▸ **Do this**
Report only how many lines of the entries below contain the string "screenshot".

== Material to process

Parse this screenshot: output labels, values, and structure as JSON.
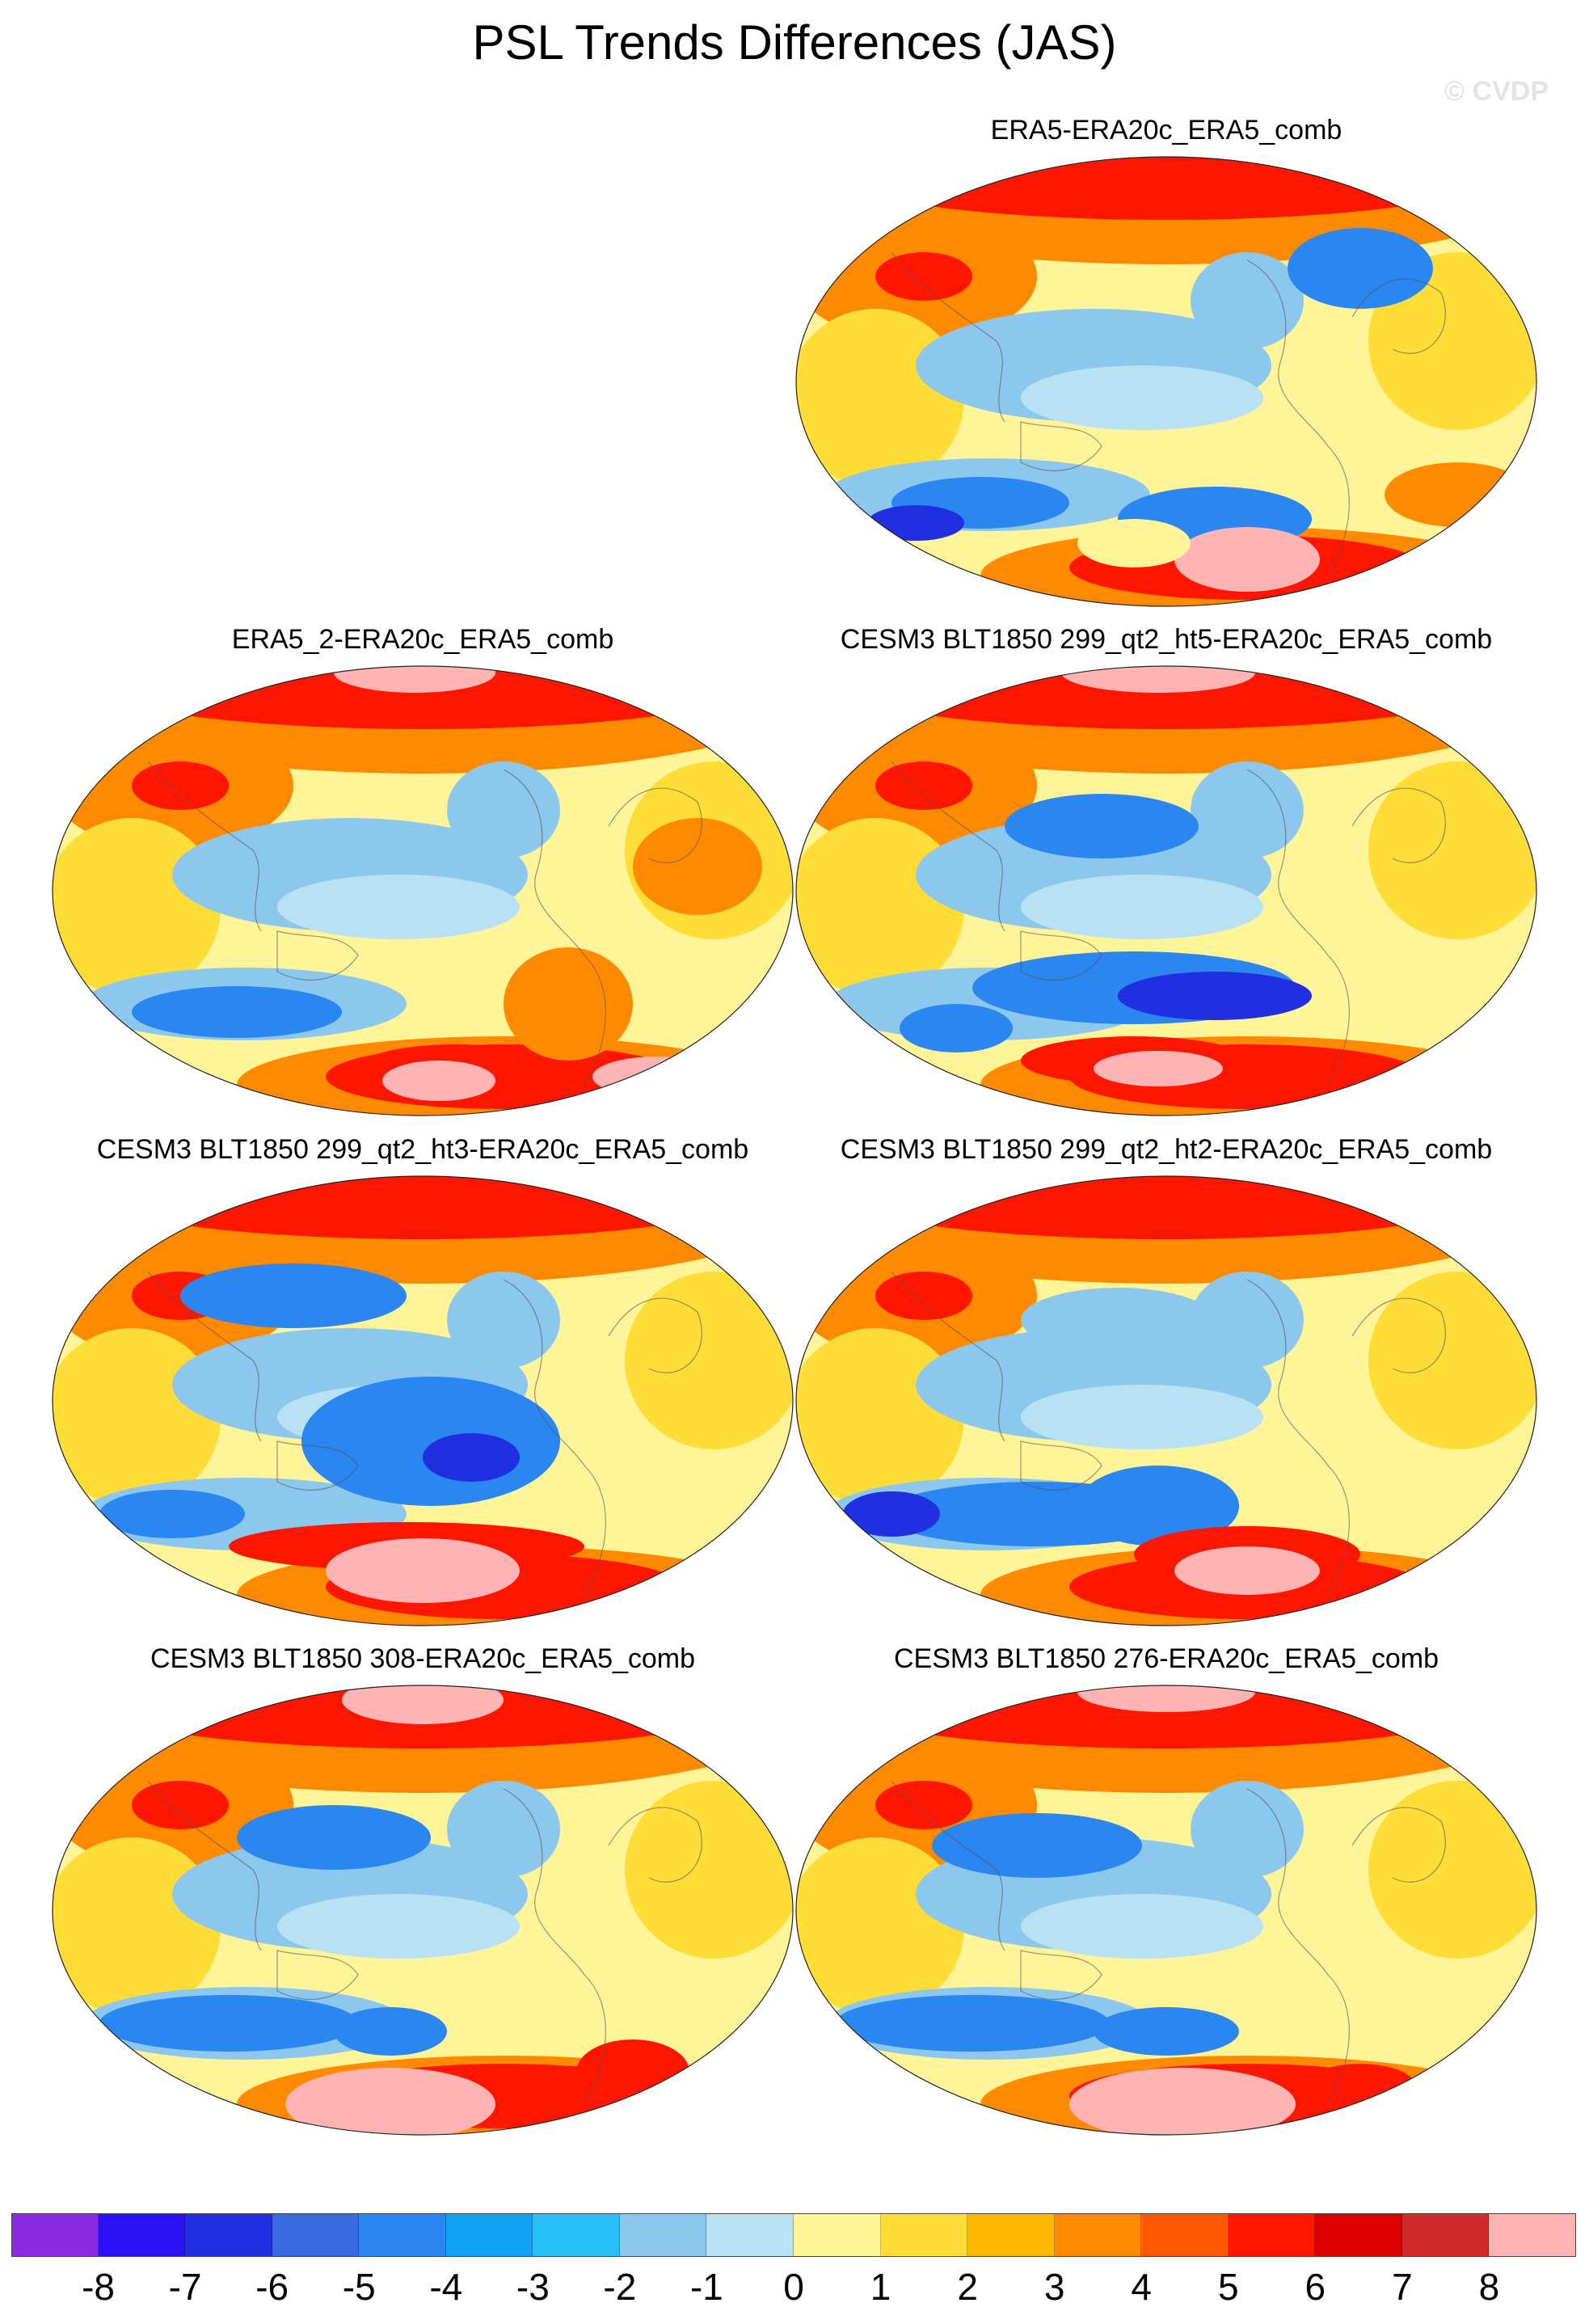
{
  "title": "PSL Trends Differences (JAS)",
  "credit": "© CVDP",
  "panels": [
    {
      "title": "ERA5-ERA20c_ERA5_comb"
    },
    {
      "title": "ERA5_2-ERA20c_ERA5_comb"
    },
    {
      "title": "CESM3 BLT1850 299_qt2_ht5-ERA20c_ERA5_comb"
    },
    {
      "title": "CESM3 BLT1850 299_qt2_ht3-ERA20c_ERA5_comb"
    },
    {
      "title": "CESM3 BLT1850 299_qt2_ht2-ERA20c_ERA5_comb"
    },
    {
      "title": "CESM3 BLT1850 308-ERA20c_ERA5_comb"
    },
    {
      "title": "CESM3 BLT1850 276-ERA20c_ERA5_comb"
    }
  ],
  "colorbar": {
    "labels": [
      "-8",
      "-7",
      "-6",
      "-5",
      "-4",
      "-3",
      "-2",
      "-1",
      "0",
      "1",
      "2",
      "3",
      "4",
      "5",
      "6",
      "7",
      "8"
    ],
    "colors": [
      "#8a2be2",
      "#2a12f5",
      "#2030e0",
      "#3a6ae0",
      "#2a86f0",
      "#12a2f5",
      "#28c0f8",
      "#8cc8ee",
      "#b8e2f4",
      "#fff598",
      "#ffdc36",
      "#ffb800",
      "#ff8a00",
      "#ff5800",
      "#ff1600",
      "#dc0000",
      "#d02a2a",
      "#ffb4b4"
    ]
  },
  "palette": {
    "deep_blue": "#2030e0",
    "blue": "#2a86f0",
    "light_blue": "#8cc8ee",
    "pale_blue": "#b8e2f4",
    "pale_yellow": "#fff598",
    "yellow": "#ffdc36",
    "orange": "#ff8a00",
    "red": "#ff1600",
    "dark_red": "#dc0000",
    "pink": "#ffb4b4"
  }
}
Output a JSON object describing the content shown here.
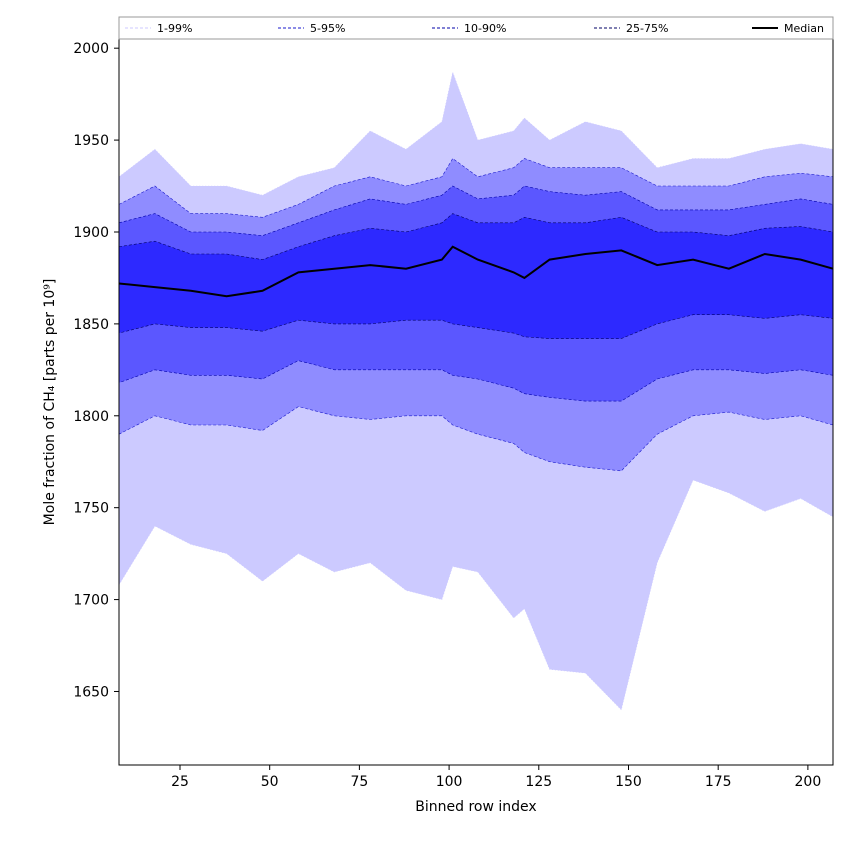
{
  "chart_data": {
    "type": "area",
    "xlabel": "Binned row index",
    "ylabel": "Mole fraction of CH₄ [parts per 10⁹]",
    "xlim": [
      8,
      207
    ],
    "ylim": [
      1610,
      2005
    ],
    "xticks": [
      25,
      50,
      75,
      100,
      125,
      150,
      175,
      200
    ],
    "yticks": [
      1650,
      1700,
      1750,
      1800,
      1850,
      1900,
      1950,
      2000
    ],
    "grid": false,
    "legend_position": "top, above plot area",
    "x": [
      8,
      18,
      28,
      38,
      48,
      58,
      68,
      78,
      88,
      98,
      101,
      108,
      118,
      121,
      128,
      138,
      148,
      158,
      168,
      178,
      188,
      198,
      207
    ],
    "bands": [
      {
        "name": "1-99%",
        "color": "#cccaff",
        "edge_color": "#cccaff",
        "lower": [
          1708,
          1740,
          1730,
          1725,
          1710,
          1725,
          1715,
          1720,
          1705,
          1700,
          1718,
          1715,
          1690,
          1695,
          1662,
          1660,
          1640,
          1720,
          1765,
          1758,
          1748,
          1755,
          1745
        ],
        "upper": [
          1930,
          1945,
          1925,
          1925,
          1920,
          1930,
          1935,
          1955,
          1945,
          1960,
          1987,
          1950,
          1955,
          1962,
          1950,
          1960,
          1955,
          1935,
          1940,
          1940,
          1945,
          1948,
          1945
        ]
      },
      {
        "name": "5-95%",
        "color": "#8f8cff",
        "edge_color": "#1a1acc",
        "lower": [
          1790,
          1800,
          1795,
          1795,
          1792,
          1805,
          1800,
          1798,
          1800,
          1800,
          1795,
          1790,
          1785,
          1780,
          1775,
          1772,
          1770,
          1790,
          1800,
          1802,
          1798,
          1800,
          1795
        ],
        "upper": [
          1915,
          1925,
          1910,
          1910,
          1908,
          1915,
          1925,
          1930,
          1925,
          1930,
          1940,
          1930,
          1935,
          1940,
          1935,
          1935,
          1935,
          1925,
          1925,
          1925,
          1930,
          1932,
          1930
        ]
      },
      {
        "name": "10-90%",
        "color": "#5b57ff",
        "edge_color": "#0000aa",
        "lower": [
          1818,
          1825,
          1822,
          1822,
          1820,
          1830,
          1825,
          1825,
          1825,
          1825,
          1822,
          1820,
          1815,
          1812,
          1810,
          1808,
          1808,
          1820,
          1825,
          1825,
          1823,
          1825,
          1822
        ],
        "upper": [
          1905,
          1910,
          1900,
          1900,
          1898,
          1905,
          1912,
          1918,
          1915,
          1920,
          1925,
          1918,
          1920,
          1925,
          1922,
          1920,
          1922,
          1912,
          1912,
          1912,
          1915,
          1918,
          1915
        ]
      },
      {
        "name": "25-75%",
        "color": "#2d29ff",
        "edge_color": "#000066",
        "lower": [
          1845,
          1850,
          1848,
          1848,
          1846,
          1852,
          1850,
          1850,
          1852,
          1852,
          1850,
          1848,
          1845,
          1843,
          1842,
          1842,
          1842,
          1850,
          1855,
          1855,
          1853,
          1855,
          1853
        ],
        "upper": [
          1892,
          1895,
          1888,
          1888,
          1885,
          1892,
          1898,
          1902,
          1900,
          1905,
          1910,
          1905,
          1905,
          1908,
          1905,
          1905,
          1908,
          1900,
          1900,
          1898,
          1902,
          1903,
          1900
        ]
      }
    ],
    "series": [
      {
        "name": "Median",
        "color": "#000000",
        "values": [
          1872,
          1870,
          1868,
          1865,
          1868,
          1878,
          1880,
          1882,
          1880,
          1885,
          1892,
          1885,
          1878,
          1875,
          1885,
          1888,
          1890,
          1882,
          1885,
          1880,
          1888,
          1885,
          1880
        ]
      }
    ]
  }
}
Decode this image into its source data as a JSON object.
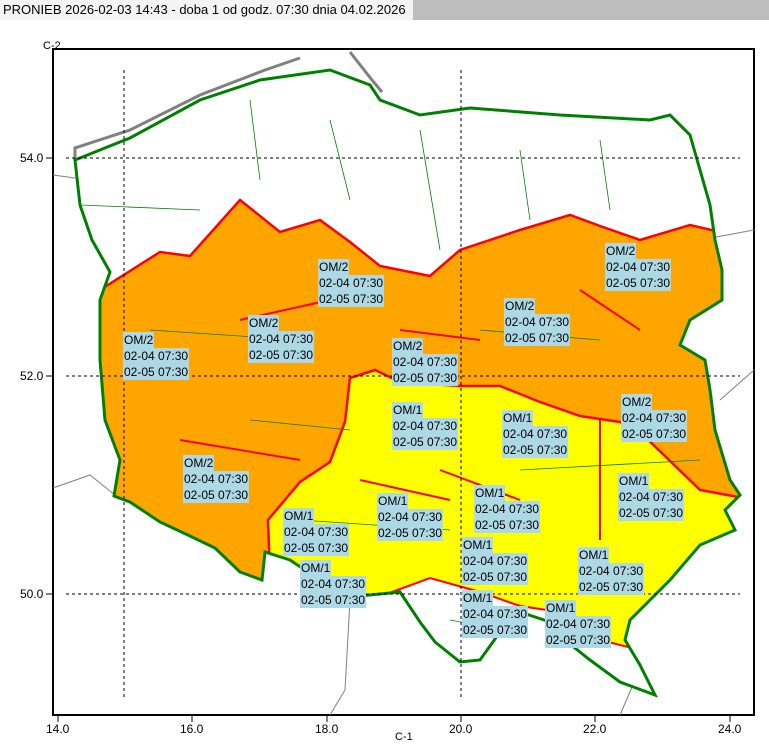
{
  "window": {
    "title": "PRONIEB 2026-02-03 14:43 - doba 1 od godz. 07:30 dnia 04.02.2026"
  },
  "map": {
    "corner_label": "C-2",
    "bottom_label": "C-1",
    "x_ticks": [
      "14.0",
      "16.0",
      "18.0",
      "20.0",
      "22.0",
      "24.0"
    ],
    "y_ticks": [
      "54.0",
      "52.0",
      "50.0"
    ],
    "colors": {
      "level_2": "#ffa500",
      "level_1": "#ffff00",
      "none": "#ffffff",
      "warning_border": "#ff0000",
      "country_border": "#008000",
      "label_bg": "#add8e6"
    },
    "labels": [
      {
        "code": "OM/2",
        "from": "02-04 07:30",
        "to": "02-05 07:30"
      },
      {
        "code": "OM/2",
        "from": "02-04 07:30",
        "to": "02-05 07:30"
      },
      {
        "code": "OM/2",
        "from": "02-04 07:30",
        "to": "02-05 07:30"
      },
      {
        "code": "OM/2",
        "from": "02-04 07:30",
        "to": "02-05 07:30"
      },
      {
        "code": "OM/2",
        "from": "02-04 07:30",
        "to": "02-05 07:30"
      },
      {
        "code": "OM/2",
        "from": "02-04 07:30",
        "to": "02-05 07:30"
      },
      {
        "code": "OM/2",
        "from": "02-04 07:30",
        "to": "02-05 07:30"
      },
      {
        "code": "OM/1",
        "from": "02-04 07:30",
        "to": "02-05 07:30"
      },
      {
        "code": "OM/1",
        "from": "02-04 07:30",
        "to": "02-05 07:30"
      },
      {
        "code": "OM/2",
        "from": "02-04 07:30",
        "to": "02-05 07:30"
      },
      {
        "code": "OM/1",
        "from": "02-04 07:30",
        "to": "02-05 07:30"
      },
      {
        "code": "OM/1",
        "from": "02-04 07:30",
        "to": "02-05 07:30"
      },
      {
        "code": "OM/1",
        "from": "02-04 07:30",
        "to": "02-05 07:30"
      },
      {
        "code": "OM/1",
        "from": "02-04 07:30",
        "to": "02-05 07:30"
      },
      {
        "code": "OM/1",
        "from": "02-04 07:30",
        "to": "02-05 07:30"
      },
      {
        "code": "OM/1",
        "from": "02-04 07:30",
        "to": "02-05 07:30"
      },
      {
        "code": "OM/1",
        "from": "02-04 07:30",
        "to": "02-05 07:30"
      },
      {
        "code": "OM/1",
        "from": "02-04 07:30",
        "to": "02-05 07:30"
      },
      {
        "code": "OM/1",
        "from": "02-04 07:30",
        "to": "02-05 07:30"
      }
    ]
  }
}
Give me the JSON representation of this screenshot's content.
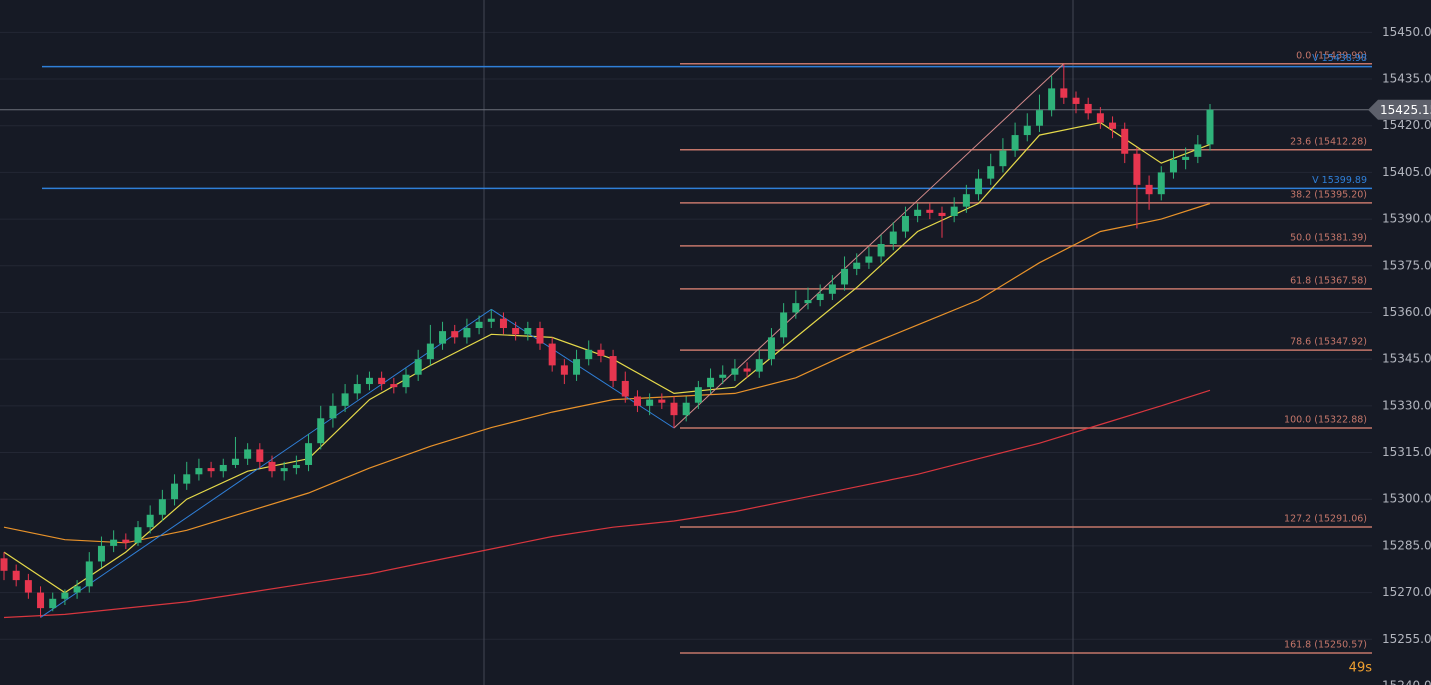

====

▸ **Worked answer**
2